* **Exercise aim**: Print all of the entries exactly, minus the pictures.

* **Records to process**:
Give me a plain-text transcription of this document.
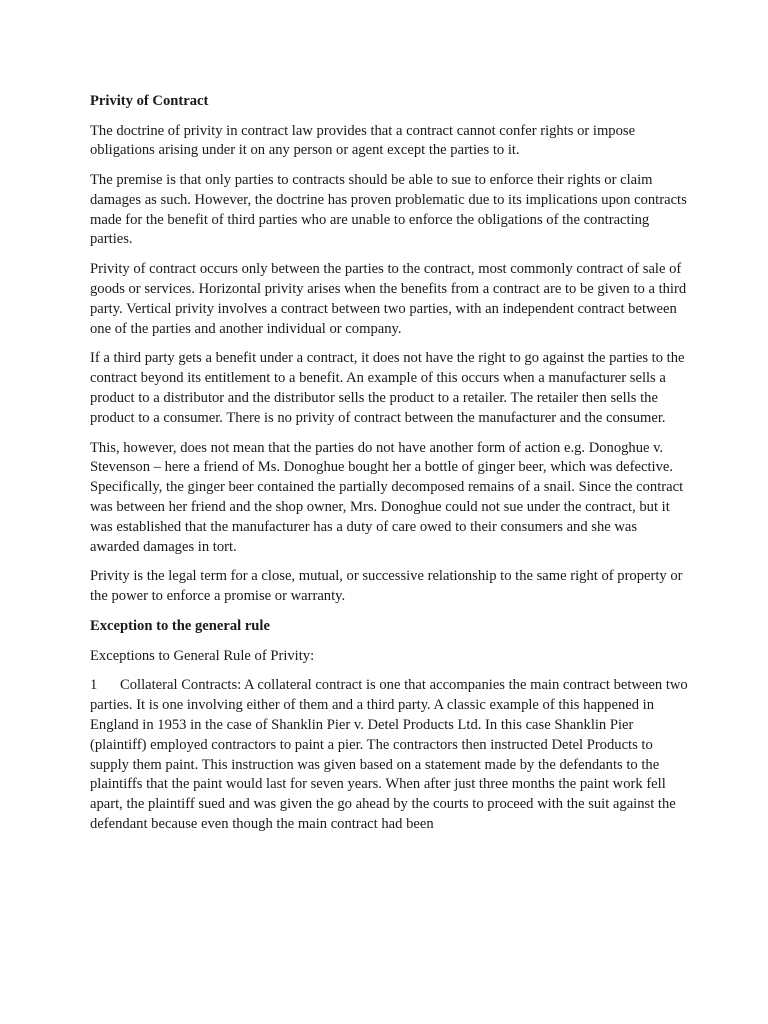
Privity of Contract

The doctrine of privity in contract law provides that a contract cannot confer rights or impose obligations arising under it on any person or agent except the parties to it.

The premise is that only parties to contracts should be able to sue to enforce their rights or claim damages as such. However, the doctrine has proven problematic due to its implications upon contracts made for the benefit of third parties who are unable to enforce the obligations of the contracting parties.

Privity of contract occurs only between the parties to the contract, most commonly contract of sale of goods or services. Horizontal privity arises when the benefits from a contract are to be given to a third party. Vertical privity involves a contract between two parties, with an independent contract between one of the parties and another individual or company.

If a third party gets a benefit under a contract, it does not have the right to go against the parties to the contract beyond its entitlement to a benefit. An example of this occurs when a manufacturer sells a product to a distributor and the distributor sells the product to a retailer. The retailer then sells the product to a consumer. There is no privity of contract between the manufacturer and the consumer.

This, however, does not mean that the parties do not have another form of action e.g. Donoghue v. Stevenson – here a friend of Ms. Donoghue bought her a bottle of ginger beer, which was defective. Specifically, the ginger beer contained the partially decomposed remains of a snail. Since the contract was between her friend and the shop owner, Mrs. Donoghue could not sue under the contract, but it was established that the manufacturer has a duty of care owed to their consumers and she was awarded damages in tort.

Privity is the legal term for a close, mutual, or successive relationship to the same right of property or the power to enforce a promise or warranty.

Exception to the general rule

Exceptions to General Rule of Privity:

1 Collateral Contracts: A collateral contract is one that accompanies the main contract between two parties. It is one involving either of them and a third party. A classic example of this happened in England in 1953 in the case of Shanklin Pier v. Detel Products Ltd. In this case Shanklin Pier (plaintiff) employed contractors to paint a pier. The contractors then instructed Detel Products to supply them paint. This instruction was given based on a statement made by the defendants to the plaintiffs that the paint would last for seven years. When after just three months the paint work fell apart, the plaintiff sued and was given the go ahead by the courts to proceed with the suit against the defendant because even though the main contract had been
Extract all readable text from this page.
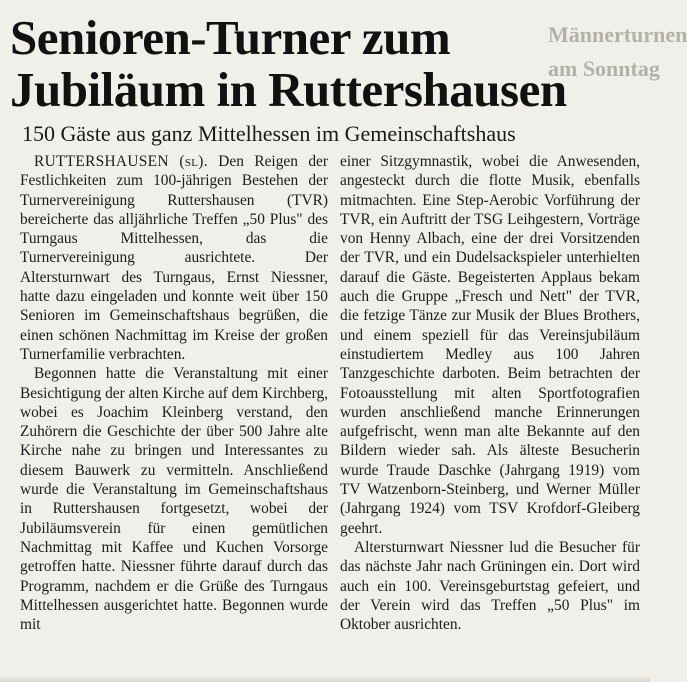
Männerturnen
am Sonntag
Senioren-Turner zum
Jubiläum in Ruttershausen
150 Gäste aus ganz Mittelhessen im Gemeinschaftshaus

RUTTERSHAUSEN (sl). Den Reigen der Festlichkeiten zum 100-jährigen Bestehen der Turnervereinigung Ruttershausen (TVR) bereicherte das alljährliche Treffen „50 Plus" des Turngaus Mittelhessen, das die Turnervereinigung ausrichtete. Der Altersturnwart des Turngaus, Ernst Niessner, hatte dazu eingeladen und konnte weit über 150 Senioren im Gemeinschaftshaus begrüßen, die einen schönen Nachmittag im Kreise der großen Turnerfamilie verbrachten.

Begonnen hatte die Veranstaltung mit einer Besichtigung der alten Kirche auf dem Kirchberg, wobei es Joachim Kleinberg verstand, den Zuhörern die Geschichte der über 500 Jahre alte Kirche nahe zu bringen und Interessantes zu diesem Bauwerk zu vermitteln. Anschließend wurde die Veranstaltung im Gemeinschaftshaus in Ruttershausen fortgesetzt, wobei der Jubiläumsverein für einen gemütlichen Nachmittag mit Kaffee und Kuchen Vorsorge getroffen hatte. Niessner führte darauf durch das Programm, nachdem er die Grüße des Turngaus Mittelhessen ausgerichtet hatte. Begonnen wurde mit

einer Sitzgymnastik, wobei die Anwesenden, angesteckt durch die flotte Musik, ebenfalls mitmachten. Eine Step-Aerobic Vorführung der TVR, ein Auftritt der TSG Leihgestern, Vorträge von Henny Albach, eine der drei Vorsitzenden der TVR, und ein Dudelsackspieler unterhielten darauf die Gäste. Begeisterten Applaus bekam auch die Gruppe „Fresch und Nett" der TVR, die fetzige Tänze zur Musik der Blues Brothers, und einem speziell für das Vereinsjubiläum einstudiertem Medley aus 100 Jahren Tanzgeschichte darboten. Beim betrachten der Fotoausstellung mit alten Sportfotografien wurden anschließend manche Erinnerungen aufgefrischt, wenn man alte Bekannte auf den Bildern wieder sah. Als älteste Besucherin wurde Traude Daschke (Jahrgang 1919) vom TV Watzenborn-Steinberg, und Werner Müller (Jahrgang 1924) vom TSV Krofdorf-Gleiberg geehrt.

Altersturnwart Niessner lud die Besucher für das nächste Jahr nach Grüningen ein. Dort wird auch ein 100. Vereinsgeburtstag gefeiert, und der Verein wird das Treffen „50 Plus" im Oktober ausrichten.
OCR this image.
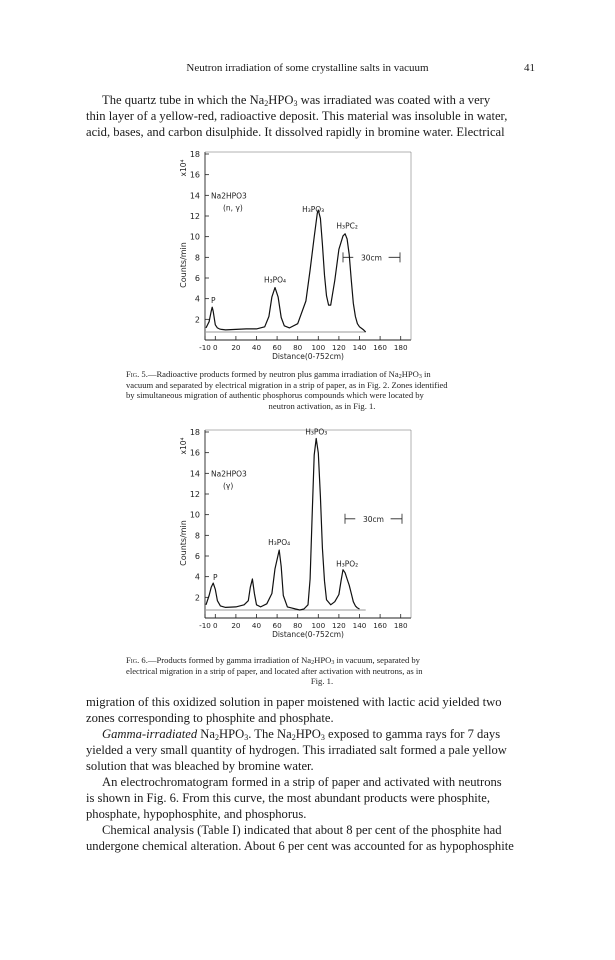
Neutron irradiation of some crystalline salts in vacuum	41

The quartz tube in which the $Na_2HPO_3$ was irradiated was coated with a very
thin layer of a yellow-red, radioactive deposit. This material was insoluble in water,
acid, bases, and carbon disulphide. It dissolved rapidly in bromine water. Electrical

2
4
6
8
10
12
14
16
18
-10 0 20 40 60 80 100 120 140 160 180
Distance(0-752cm)
Counts/min
x10⁴
Na2HPO3
(n, γ)
30cm
P
H₃PO₄
H₃PO₃
H₃PC₂

Fig. 5.—Radioactive products formed by neutron plus gamma irradiation of $Na_2HPO_3$ in
vacuum and separated by electrical migration in a strip of paper, as in Fig. 2. Zones identified
by simultaneous migration of authentic phosphorus compounds which were located by
neutron activation, as in Fig. 1.

2
4
6
8
10
12
14
16
18
-10 0 20 40 60 80 100 120 140 160 180
Distance(0-752cm)
Counts/min
x10⁴
Na2HPO3
(γ)
30cm
P
H₃PO₄
H₃PO₃
H₃PO₂

Fig. 6.—Products formed by gamma irradiation of $Na_2HPO_3$ in vacuum, separated by
electrical migration in a strip of paper, and located after activation with neutrons, as in
Fig. 1.

migration of this oxidized solution in paper moistened with lactic acid yielded two
zones corresponding to phosphite and phosphate.
Gamma-irradiated $Na_2HPO_3$. The $Na_2HPO_3$ exposed to gamma rays for 7 days
yielded a very small quantity of hydrogen. This irradiated salt formed a pale yellow
solution that was bleached by bromine water.
An electrochromatogram formed in a strip of paper and activated with neutrons
is shown in Fig. 6. From this curve, the most abundant products were phosphite,
phosphate, hypophosphite, and phosphorus.
Chemical analysis (Table I) indicated that about 8 per cent of the phosphite had
undergone chemical alteration. About 6 per cent was accounted for as hypophosphite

* **Reply**:
Give me a plain-text transcription of this document.
Privity of Contract

The doctrine of privity in contract law provides that a contract cannot confer rights or impose obligations arising under it on any person or agent except the parties to it.

The premise is that only parties to contracts should be able to sue to enforce their rights or claim damages as such. However, the doctrine has proven problematic due to its implications upon contracts made for the benefit of third parties who are unable to enforce the obligations of the contracting parties.

Privity of contract occurs only between the parties to the contract, most commonly contract of sale of goods or services. Horizontal privity arises when the benefits from a contract are to be given to a third party. Vertical privity involves a contract between two parties, with an independent contract between one of the parties and another individual or company.

If a third party gets a benefit under a contract, it does not have the right to go against the parties to the contract beyond its entitlement to a benefit. An example of this occurs when a manufacturer sells a product to a distributor and the distributor sells the product to a retailer. The retailer then sells the product to a consumer. There is no privity of contract between the manufacturer and the consumer.

This, however, does not mean that the parties do not have another form of action e.g. Donoghue v. Stevenson – here a friend of Ms. Donoghue bought her a bottle of ginger beer, which was defective. Specifically, the ginger beer contained the partially decomposed remains of a snail. Since the contract was between her friend and the shop owner, Mrs. Donoghue could not sue under the contract, but it was established that the manufacturer has a duty of care owed to their consumers and she was awarded damages in tort.

Privity is the legal term for a close, mutual, or successive relationship to the same right of property or the power to enforce a promise or warranty.

Exception to the general rule

Exceptions to General Rule of Privity:

1 Collateral Contracts: A collateral contract is one that accompanies the main contract between two parties. It is one involving either of them and a third party. A classic example of this happened in England in 1953 in the case of Shanklin Pier v. Detel Products Ltd. In this case Shanklin Pier (plaintiff) employed contractors to paint a pier. The contractors then instructed Detel Products to supply them paint. This instruction was given based on a statement made by the defendants to the plaintiffs that the paint would last for seven years. When after just three months the paint work fell apart, the plaintiff sued and was given the go ahead by the courts to proceed with the suit against the defendant because even though the main contract had been
Extract all readable text from this page.
Männerturnen
am Sonntag
Senioren-Turner zum
Jubiläum in Ruttershausen
150 Gäste aus ganz Mittelhessen im Gemeinschaftshaus

RUTTERSHAUSEN (sl). Den Reigen der Festlichkeiten zum 100-jährigen Bestehen der Turnervereinigung Ruttershausen (TVR) bereicherte das alljährliche Treffen „50 Plus" des Turngaus Mittelhessen, das die Turnervereinigung ausrichtete. Der Altersturnwart des Turngaus, Ernst Niessner, hatte dazu eingeladen und konnte weit über 150 Senioren im Gemeinschaftshaus begrüßen, die einen schönen Nachmittag im Kreise der großen Turnerfamilie verbrachten.

Begonnen hatte die Veranstaltung mit einer Besichtigung der alten Kirche auf dem Kirchberg, wobei es Joachim Kleinberg verstand, den Zuhörern die Geschichte der über 500 Jahre alte Kirche nahe zu bringen und Interessantes zu diesem Bauwerk zu vermitteln. Anschließend wurde die Veranstaltung im Gemeinschaftshaus in Ruttershausen fortgesetzt, wobei der Jubiläumsverein für einen gemütlichen Nachmittag mit Kaffee und Kuchen Vorsorge getroffen hatte. Niessner führte darauf durch das Programm, nachdem er die Grüße des Turngaus Mittelhessen ausgerichtet hatte. Begonnen wurde mit

einer Sitzgymnastik, wobei die Anwesenden, angesteckt durch die flotte Musik, ebenfalls mitmachten. Eine Step-Aerobic Vorführung der TVR, ein Auftritt der TSG Leihgestern, Vorträge von Henny Albach, eine der drei Vorsitzenden der TVR, und ein Dudelsackspieler unterhielten darauf die Gäste. Begeisterten Applaus bekam auch die Gruppe „Fresch und Nett" der TVR, die fetzige Tänze zur Musik der Blues Brothers, und einem speziell für das Vereinsjubiläum einstudiertem Medley aus 100 Jahren Tanzgeschichte darboten. Beim betrachten der Fotoausstellung mit alten Sportfotografien wurden anschließend manche Erinnerungen aufgefrischt, wenn man alte Bekannte auf den Bildern wieder sah. Als älteste Besucherin wurde Traude Daschke (Jahrgang 1919) vom TV Watzenborn-Steinberg, und Werner Müller (Jahrgang 1924) vom TSV Krofdorf-Gleiberg geehrt.

Altersturnwart Niessner lud die Besucher für das nächste Jahr nach Grüningen ein. Dort wird auch ein 100. Vereinsgeburtstag gefeiert, und der Verein wird das Treffen „50 Plus" im Oktober ausrichten.
OCR this image.
Neutron irradiation of some crystalline salts in vacuum	41

The quartz tube in which the $Na_2HPO_3$ was irradiated was coated with a very
thin layer of a yellow-red, radioactive deposit. This material was insoluble in water,
acid, bases, and carbon disulphide. It dissolved rapidly in bromine water. Electrical

2
4
6
8
10
12
14
16
18
-10 0 20 40 60 80 100 120 140 160 180
Distance(0-752cm)
Counts/min
x10⁴
Na2HPO3
(n, γ)
30cm
P
H₃PO₄
H₃PO₃
H₃PC₂

Fig. 5.—Radioactive products formed by neutron plus gamma irradiation of $Na_2HPO_3$ in
vacuum and separated by electrical migration in a strip of paper, as in Fig. 2. Zones identified
by simultaneous migration of authentic phosphorus compounds which were located by
neutron activation, as in Fig. 1.

2
4
6
8
10
12
14
16
18
-10 0 20 40 60 80 100 120 140 160 180
Distance(0-752cm)
Counts/min
x10⁴
Na2HPO3
(γ)
30cm
P
H₃PO₄
H₃PO₃
H₃PO₂

Fig. 6.—Products formed by gamma irradiation of $Na_2HPO_3$ in vacuum, separated by
electrical migration in a strip of paper, and located after activation with neutrons, as in
Fig. 1.

migration of this oxidized solution in paper moistened with lactic acid yielded two
zones corresponding to phosphite and phosphate.
Gamma-irradiated $Na_2HPO_3$. The $Na_2HPO_3$ exposed to gamma rays for 7 days
yielded a very small quantity of hydrogen. This irradiated salt formed a pale yellow
solution that was bleached by bromine water.
An electrochromatogram formed in a strip of paper and activated with neutrons
is shown in Fig. 6. From this curve, the most abundant products were phosphite,
phosphate, hypophosphite, and phosphorus.
Chemical analysis (Table I) indicated that about 8 per cent of the phosphite had
undergone chemical alteration. About 6 per cent was accounted for as hypophosphite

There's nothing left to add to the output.